■ Description of the task:
Repeat each entry exactly and drop the pictures.

[Records excerpted from a collection]
+ + +

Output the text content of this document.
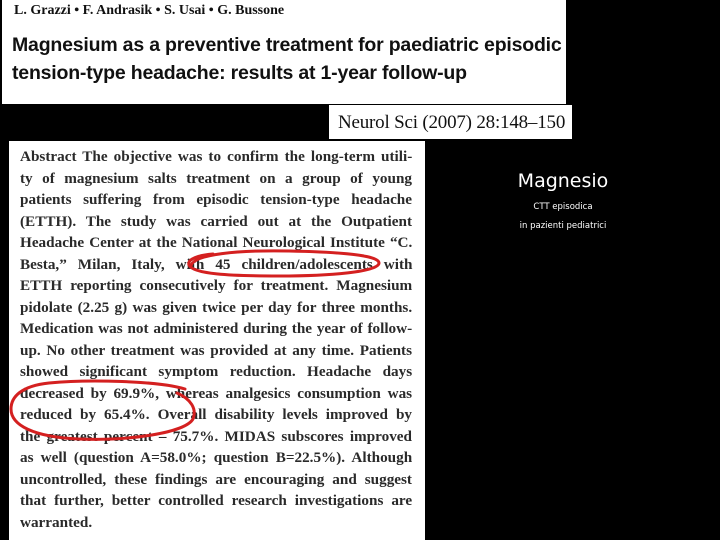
L. Grazzi • F. Andrasik • S. Usai • G. Bussone
Magnesium as a preventive treatment for paediatric episodic
tension-type headache: results at 1-year follow-up
Neurol Sci (2007) 28:148–150
Abstract The objective was to confirm the long-term utili-
ty of magnesium salts treatment on a group of young
patients suffering from episodic tension-type headache
(ETTH). The study was carried out at the Outpatient
Headache Center at the National Neurological Institute “C.
Besta,” Milan, Italy, with 45 children/adolescents with
ETTH reporting consecutively for treatment. Magnesium
pidolate (2.25 g) was given twice per day for three months.
Medication was not administered during the year of follow-
up. No other treatment was provided at any time. Patients
showed significant symptom reduction. Headache days
decreased by 69.9%, whereas analgesics consumption was
reduced by 65.4%. Overall disability levels improved by
the greatest percent – 75.7%. MIDAS subscores improved
as well (question A=58.0%; question B=22.5%). Although
uncontrolled, these findings are encouraging and suggest
that further, better controlled research investigations are
warranted.
Magnesio
CTT episodica
in pazienti pediatrici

+ + +

■ Finished exercise:
Output the text content of this document.
L. Grazzi • F. Andrasik • S. Usai • G. Bussone
Magnesium as a preventive treatment for paediatric episodic
tension-type headache: results at 1-year follow-up
Neurol Sci (2007) 28:148–150
Abstract The objective was to confirm the long-term utili-
ty of magnesium salts treatment on a group of young
patients suffering from episodic tension-type headache
(ETTH). The study was carried out at the Outpatient
Headache Center at the National Neurological Institute “C.
Besta,” Milan, Italy, with 45 children/adolescents with
ETTH reporting consecutively for treatment. Magnesium
pidolate (2.25 g) was given twice per day for three months.
Medication was not administered during the year of follow-
up. No other treatment was provided at any time. Patients
showed significant symptom reduction. Headache days
decreased by 69.9%, whereas analgesics consumption was
reduced by 65.4%. Overall disability levels improved by
the greatest percent – 75.7%. MIDAS subscores improved
as well (question A=58.0%; question B=22.5%). Although
uncontrolled, these findings are encouraging and suggest
that further, better controlled research investigations are
warranted.
Magnesio
CTT episodica
in pazienti pediatrici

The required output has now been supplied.